Below is a listing to write out in full, exactly as given, without its pictures.
========================
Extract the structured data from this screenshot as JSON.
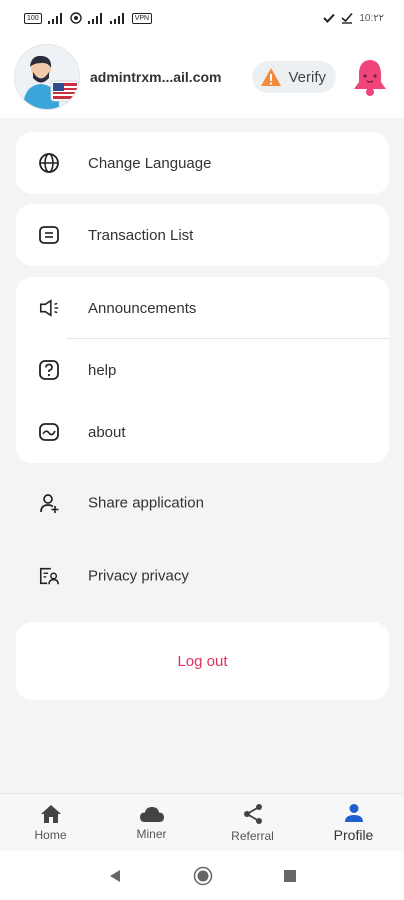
{
  "status_bar": {
    "battery": "100",
    "vpn": "VPN",
    "time": "10:۲۲"
  },
  "header": {
    "email": "admintrxm...ail.com",
    "verify_label": "Verify"
  },
  "menu": {
    "change_language": "Change Language",
    "transaction_list": "Transaction List",
    "announcements": "Announcements",
    "help": "help",
    "about": "about",
    "share_application": "Share application",
    "privacy": "Privacy privacy",
    "logout": "Log out"
  },
  "bottom_nav": {
    "items": [
      {
        "label": "Home",
        "icon": "home-icon"
      },
      {
        "label": "Miner",
        "icon": "cloud-icon"
      },
      {
        "label": "Referral",
        "icon": "share-icon"
      },
      {
        "label": "Profile",
        "icon": "person-icon"
      }
    ],
    "active": "Profile"
  },
  "colors": {
    "accent_blue": "#1f5fd0",
    "logout_red": "#e0305a",
    "bell_pink": "#f0457a",
    "warning_orange": "#f08a3c"
  }
}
========================
• [The result]:
Extract the structured data from this screenshot as JSON.
{
  "status_bar": {
    "battery": "100",
    "vpn": "VPN",
    "time": "10:۲۲"
  },
  "header": {
    "email": "admintrxm...ail.com",
    "verify_label": "Verify"
  },
  "menu": {
    "change_language": "Change Language",
    "transaction_list": "Transaction List",
    "announcements": "Announcements",
    "help": "help",
    "about": "about",
    "share_application": "Share application",
    "privacy": "Privacy privacy",
    "logout": "Log out"
  },
  "bottom_nav": {
    "items": [
      {
        "label": "Home",
        "icon": "home-icon"
      },
      {
        "label": "Miner",
        "icon": "cloud-icon"
      },
      {
        "label": "Referral",
        "icon": "share-icon"
      },
      {
        "label": "Profile",
        "icon": "person-icon"
      }
    ],
    "active": "Profile"
  },
  "colors": {
    "accent_blue": "#1f5fd0",
    "logout_red": "#e0305a",
    "bell_pink": "#f0457a",
    "warning_orange": "#f08a3c"
  }
}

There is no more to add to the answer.